[Data entries for graphics]
(begin)
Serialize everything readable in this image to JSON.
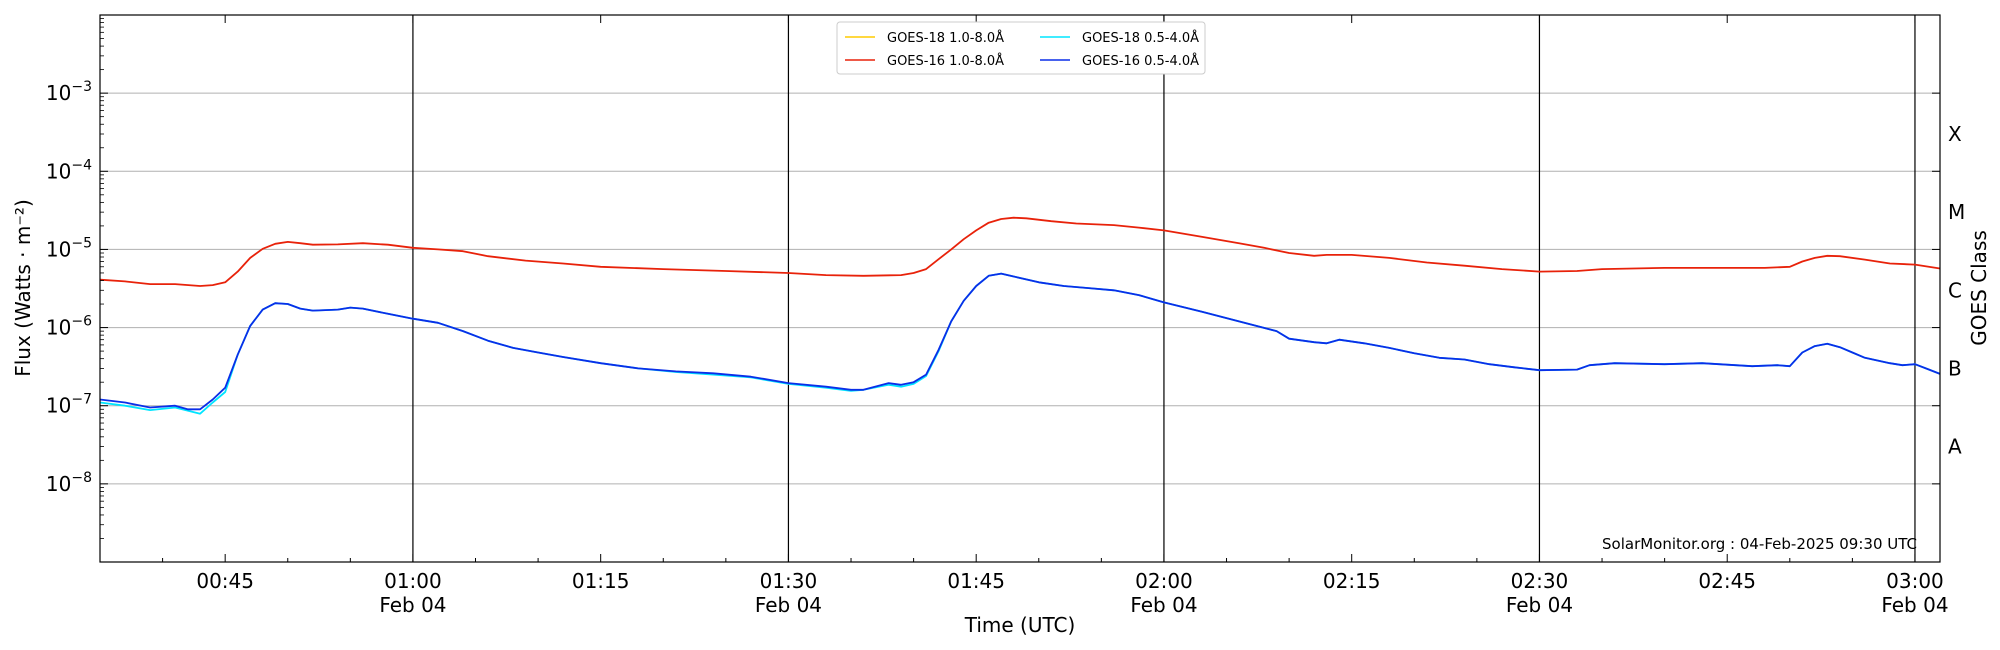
{
  "chart_data": {
    "type": "line",
    "title": "",
    "xlabel": "Time (UTC)",
    "ylabel": "Flux (Watts · m⁻²)",
    "y2label": "GOES Class",
    "yscale": "log",
    "x_unit": "UTC time HH:MM",
    "xlim": [
      "00:35",
      "03:01"
    ],
    "ylim": [
      1e-09,
      0.01
    ],
    "grid": "horizontal at decades",
    "legend_position": "top-center",
    "x_ticks": [
      {
        "time": "00:45",
        "label": "00:45",
        "date": ""
      },
      {
        "time": "01:00",
        "label": "01:00",
        "date": "Feb 04"
      },
      {
        "time": "01:15",
        "label": "01:15",
        "date": ""
      },
      {
        "time": "01:30",
        "label": "01:30",
        "date": "Feb 04"
      },
      {
        "time": "01:45",
        "label": "01:45",
        "date": ""
      },
      {
        "time": "02:00",
        "label": "02:00",
        "date": "Feb 04"
      },
      {
        "time": "02:15",
        "label": "02:15",
        "date": ""
      },
      {
        "time": "02:30",
        "label": "02:30",
        "date": "Feb 04"
      },
      {
        "time": "02:45",
        "label": "02:45",
        "date": ""
      },
      {
        "time": "03:00",
        "label": "03:00",
        "date": "Feb 04"
      }
    ],
    "vertical_lines": [
      "01:00",
      "01:30",
      "02:00",
      "02:30",
      "03:00"
    ],
    "y_ticks": [
      {
        "value": 1e-08,
        "base": "10",
        "exp": "−8"
      },
      {
        "value": 1e-07,
        "base": "10",
        "exp": "−7"
      },
      {
        "value": 1e-06,
        "base": "10",
        "exp": "−6"
      },
      {
        "value": 1e-05,
        "base": "10",
        "exp": "−5"
      },
      {
        "value": 0.0001,
        "base": "10",
        "exp": "−4"
      },
      {
        "value": 0.001,
        "base": "10",
        "exp": "−3"
      }
    ],
    "goes_classes": [
      {
        "label": "A",
        "value": 3e-08
      },
      {
        "label": "B",
        "value": 3e-07
      },
      {
        "label": "C",
        "value": 3e-06
      },
      {
        "label": "M",
        "value": 3e-05
      },
      {
        "label": "X",
        "value": 0.0003
      }
    ],
    "annotation": "SolarMonitor.org : 04-Feb-2025 09:30 UTC",
    "series": [
      {
        "name": "GOES-18 1.0-8.0Å",
        "color": "#ffcc00",
        "points": []
      },
      {
        "name": "GOES-18 0.5-4.0Å",
        "color": "#00e5ff",
        "points": [
          [
            "00:35",
            1.1e-07
          ],
          [
            "00:37",
            1e-07
          ],
          [
            "00:39",
            8.8e-08
          ],
          [
            "00:41",
            9.5e-08
          ],
          [
            "00:43",
            7.9e-08
          ],
          [
            "00:44",
            1.1e-07
          ],
          [
            "00:45",
            1.5e-07
          ],
          [
            "00:46",
            4.5e-07
          ],
          [
            "00:47",
            1.05e-06
          ],
          [
            "00:48",
            1.7e-06
          ],
          [
            "00:49",
            2.05e-06
          ],
          [
            "00:50",
            2e-06
          ],
          [
            "00:51",
            1.75e-06
          ],
          [
            "00:52",
            1.65e-06
          ],
          [
            "00:54",
            1.7e-06
          ],
          [
            "00:55",
            1.8e-06
          ],
          [
            "00:56",
            1.75e-06
          ],
          [
            "00:58",
            1.5e-06
          ],
          [
            "01:00",
            1.3e-06
          ],
          [
            "01:02",
            1.15e-06
          ],
          [
            "01:04",
            9e-07
          ],
          [
            "01:06",
            6.8e-07
          ],
          [
            "01:08",
            5.5e-07
          ],
          [
            "01:10",
            4.8e-07
          ],
          [
            "01:12",
            4.2e-07
          ],
          [
            "01:15",
            3.5e-07
          ],
          [
            "01:18",
            3e-07
          ],
          [
            "01:21",
            2.7e-07
          ],
          [
            "01:24",
            2.5e-07
          ],
          [
            "01:27",
            2.3e-07
          ],
          [
            "01:30",
            1.9e-07
          ],
          [
            "01:33",
            1.7e-07
          ],
          [
            "01:35",
            1.55e-07
          ],
          [
            "01:36",
            1.6e-07
          ],
          [
            "01:38",
            1.85e-07
          ],
          [
            "01:39",
            1.75e-07
          ],
          [
            "01:40",
            1.9e-07
          ],
          [
            "01:41",
            2.4e-07
          ],
          [
            "01:42",
            5e-07
          ],
          [
            "01:43",
            1.2e-06
          ],
          [
            "01:44",
            2.2e-06
          ],
          [
            "01:45",
            3.4e-06
          ],
          [
            "01:46",
            4.6e-06
          ],
          [
            "01:47",
            4.9e-06
          ],
          [
            "01:48",
            4.5e-06
          ],
          [
            "01:50",
            3.8e-06
          ],
          [
            "01:52",
            3.4e-06
          ],
          [
            "01:54",
            3.2e-06
          ],
          [
            "01:56",
            3e-06
          ],
          [
            "01:58",
            2.6e-06
          ],
          [
            "02:00",
            2.1e-06
          ],
          [
            "02:03",
            1.6e-06
          ],
          [
            "02:06",
            1.2e-06
          ],
          [
            "02:09",
            9e-07
          ],
          [
            "02:10",
            7.2e-07
          ],
          [
            "02:12",
            6.5e-07
          ],
          [
            "02:13",
            6.3e-07
          ],
          [
            "02:14",
            7e-07
          ],
          [
            "02:16",
            6.3e-07
          ],
          [
            "02:18",
            5.5e-07
          ],
          [
            "02:20",
            4.7e-07
          ],
          [
            "02:22",
            4.1e-07
          ],
          [
            "02:24",
            3.9e-07
          ],
          [
            "02:26",
            3.4e-07
          ],
          [
            "02:28",
            3.1e-07
          ],
          [
            "02:30",
            2.85e-07
          ],
          [
            "02:33",
            2.9e-07
          ],
          [
            "02:34",
            3.3e-07
          ],
          [
            "02:36",
            3.5e-07
          ],
          [
            "02:40",
            3.4e-07
          ],
          [
            "02:43",
            3.5e-07
          ],
          [
            "02:47",
            3.2e-07
          ],
          [
            "02:49",
            3.3e-07
          ],
          [
            "02:50",
            3.2e-07
          ],
          [
            "02:51",
            4.8e-07
          ],
          [
            "02:52",
            5.8e-07
          ],
          [
            "02:53",
            6.2e-07
          ],
          [
            "02:54",
            5.6e-07
          ],
          [
            "02:55",
            4.8e-07
          ],
          [
            "02:56",
            4.1e-07
          ],
          [
            "02:58",
            3.5e-07
          ],
          [
            "02:59",
            3.3e-07
          ],
          [
            "03:00",
            3.4e-07
          ],
          [
            "03:01",
            2.95e-07
          ],
          [
            "03:02",
            2.55e-07
          ]
        ]
      },
      {
        "name": "GOES-16 1.0-8.0Å",
        "color": "#e8220a",
        "points": [
          [
            "00:35",
            4.1e-06
          ],
          [
            "00:37",
            3.9e-06
          ],
          [
            "00:39",
            3.6e-06
          ],
          [
            "00:41",
            3.6e-06
          ],
          [
            "00:43",
            3.4e-06
          ],
          [
            "00:44",
            3.5e-06
          ],
          [
            "00:45",
            3.8e-06
          ],
          [
            "00:46",
            5.2e-06
          ],
          [
            "00:47",
            7.8e-06
          ],
          [
            "00:48",
            1.02e-05
          ],
          [
            "00:49",
            1.18e-05
          ],
          [
            "00:50",
            1.25e-05
          ],
          [
            "00:51",
            1.2e-05
          ],
          [
            "00:52",
            1.15e-05
          ],
          [
            "00:54",
            1.16e-05
          ],
          [
            "00:56",
            1.2e-05
          ],
          [
            "00:58",
            1.15e-05
          ],
          [
            "01:00",
            1.05e-05
          ],
          [
            "01:02",
            1e-05
          ],
          [
            "01:04",
            9.5e-06
          ],
          [
            "01:06",
            8.2e-06
          ],
          [
            "01:09",
            7.2e-06
          ],
          [
            "01:12",
            6.6e-06
          ],
          [
            "01:15",
            6e-06
          ],
          [
            "01:20",
            5.6e-06
          ],
          [
            "01:25",
            5.3e-06
          ],
          [
            "01:30",
            5e-06
          ],
          [
            "01:33",
            4.7e-06
          ],
          [
            "01:36",
            4.6e-06
          ],
          [
            "01:39",
            4.7e-06
          ],
          [
            "01:40",
            5e-06
          ],
          [
            "01:41",
            5.6e-06
          ],
          [
            "01:42",
            7.5e-06
          ],
          [
            "01:43",
            1e-05
          ],
          [
            "01:44",
            1.35e-05
          ],
          [
            "01:45",
            1.75e-05
          ],
          [
            "01:46",
            2.2e-05
          ],
          [
            "01:47",
            2.45e-05
          ],
          [
            "01:48",
            2.55e-05
          ],
          [
            "01:49",
            2.5e-05
          ],
          [
            "01:51",
            2.3e-05
          ],
          [
            "01:53",
            2.15e-05
          ],
          [
            "01:56",
            2.05e-05
          ],
          [
            "01:58",
            1.9e-05
          ],
          [
            "02:00",
            1.75e-05
          ],
          [
            "02:03",
            1.45e-05
          ],
          [
            "02:06",
            1.2e-05
          ],
          [
            "02:08",
            1.05e-05
          ],
          [
            "02:10",
            9e-06
          ],
          [
            "02:12",
            8.3e-06
          ],
          [
            "02:13",
            8.5e-06
          ],
          [
            "02:15",
            8.5e-06
          ],
          [
            "02:18",
            7.8e-06
          ],
          [
            "02:21",
            6.8e-06
          ],
          [
            "02:24",
            6.2e-06
          ],
          [
            "02:27",
            5.6e-06
          ],
          [
            "02:30",
            5.2e-06
          ],
          [
            "02:33",
            5.3e-06
          ],
          [
            "02:35",
            5.6e-06
          ],
          [
            "02:40",
            5.8e-06
          ],
          [
            "02:44",
            5.8e-06
          ],
          [
            "02:48",
            5.8e-06
          ],
          [
            "02:50",
            6e-06
          ],
          [
            "02:51",
            7e-06
          ],
          [
            "02:52",
            7.8e-06
          ],
          [
            "02:53",
            8.3e-06
          ],
          [
            "02:54",
            8.2e-06
          ],
          [
            "02:56",
            7.4e-06
          ],
          [
            "02:58",
            6.6e-06
          ],
          [
            "03:00",
            6.4e-06
          ],
          [
            "03:02",
            5.7e-06
          ]
        ]
      },
      {
        "name": "GOES-16 0.5-4.0Å",
        "color": "#0a2ee8",
        "points": [
          [
            "00:35",
            1.2e-07
          ],
          [
            "00:37",
            1.1e-07
          ],
          [
            "00:39",
            9.5e-08
          ],
          [
            "00:41",
            1e-07
          ],
          [
            "00:42",
            9e-08
          ],
          [
            "00:43",
            9e-08
          ],
          [
            "00:44",
            1.2e-07
          ],
          [
            "00:45",
            1.7e-07
          ],
          [
            "00:46",
            4.5e-07
          ],
          [
            "00:47",
            1.05e-06
          ],
          [
            "00:48",
            1.7e-06
          ],
          [
            "00:49",
            2.05e-06
          ],
          [
            "00:50",
            2e-06
          ],
          [
            "00:51",
            1.75e-06
          ],
          [
            "00:52",
            1.65e-06
          ],
          [
            "00:54",
            1.7e-06
          ],
          [
            "00:55",
            1.8e-06
          ],
          [
            "00:56",
            1.75e-06
          ],
          [
            "00:58",
            1.5e-06
          ],
          [
            "01:00",
            1.3e-06
          ],
          [
            "01:02",
            1.15e-06
          ],
          [
            "01:04",
            9e-07
          ],
          [
            "01:06",
            6.8e-07
          ],
          [
            "01:08",
            5.5e-07
          ],
          [
            "01:10",
            4.8e-07
          ],
          [
            "01:12",
            4.2e-07
          ],
          [
            "01:15",
            3.5e-07
          ],
          [
            "01:18",
            3e-07
          ],
          [
            "01:21",
            2.75e-07
          ],
          [
            "01:24",
            2.6e-07
          ],
          [
            "01:27",
            2.35e-07
          ],
          [
            "01:30",
            1.95e-07
          ],
          [
            "01:33",
            1.75e-07
          ],
          [
            "01:35",
            1.6e-07
          ],
          [
            "01:36",
            1.6e-07
          ],
          [
            "01:38",
            1.95e-07
          ],
          [
            "01:39",
            1.85e-07
          ],
          [
            "01:40",
            2e-07
          ],
          [
            "01:41",
            2.5e-07
          ],
          [
            "01:42",
            5.2e-07
          ],
          [
            "01:43",
            1.2e-06
          ],
          [
            "01:44",
            2.2e-06
          ],
          [
            "01:45",
            3.4e-06
          ],
          [
            "01:46",
            4.6e-06
          ],
          [
            "01:47",
            4.9e-06
          ],
          [
            "01:48",
            4.5e-06
          ],
          [
            "01:50",
            3.8e-06
          ],
          [
            "01:52",
            3.4e-06
          ],
          [
            "01:54",
            3.2e-06
          ],
          [
            "01:56",
            3e-06
          ],
          [
            "01:58",
            2.6e-06
          ],
          [
            "02:00",
            2.1e-06
          ],
          [
            "02:03",
            1.6e-06
          ],
          [
            "02:06",
            1.2e-06
          ],
          [
            "02:09",
            9e-07
          ],
          [
            "02:10",
            7.2e-07
          ],
          [
            "02:12",
            6.5e-07
          ],
          [
            "02:13",
            6.3e-07
          ],
          [
            "02:14",
            7e-07
          ],
          [
            "02:16",
            6.3e-07
          ],
          [
            "02:18",
            5.5e-07
          ],
          [
            "02:20",
            4.7e-07
          ],
          [
            "02:22",
            4.1e-07
          ],
          [
            "02:24",
            3.9e-07
          ],
          [
            "02:26",
            3.4e-07
          ],
          [
            "02:28",
            3.1e-07
          ],
          [
            "02:30",
            2.85e-07
          ],
          [
            "02:33",
            2.9e-07
          ],
          [
            "02:34",
            3.3e-07
          ],
          [
            "02:36",
            3.5e-07
          ],
          [
            "02:40",
            3.4e-07
          ],
          [
            "02:43",
            3.5e-07
          ],
          [
            "02:47",
            3.2e-07
          ],
          [
            "02:49",
            3.3e-07
          ],
          [
            "02:50",
            3.2e-07
          ],
          [
            "02:51",
            4.8e-07
          ],
          [
            "02:52",
            5.8e-07
          ],
          [
            "02:53",
            6.2e-07
          ],
          [
            "02:54",
            5.6e-07
          ],
          [
            "02:55",
            4.8e-07
          ],
          [
            "02:56",
            4.1e-07
          ],
          [
            "02:58",
            3.5e-07
          ],
          [
            "02:59",
            3.3e-07
          ],
          [
            "03:00",
            3.4e-07
          ],
          [
            "03:01",
            2.95e-07
          ],
          [
            "03:02",
            2.55e-07
          ]
        ]
      }
    ],
    "colors": {
      "grid": "#b0b0b0",
      "vline": "#000000",
      "frame": "#000000"
    }
  }
}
(end)
## Aim
Look through the entries above; copy each line where the string "value" appears.

## Result of this exercise
        "value": 1e-08,
        "value": 1e-07,
        "value": 1e-06,
        "value": 1e-05,
        "value": 0.0001,
        "value": 0.001,
        "value": 3e-08
        "value": 3e-07
        "value": 3e-06
        "value": 3e-05
        "value": 0.0003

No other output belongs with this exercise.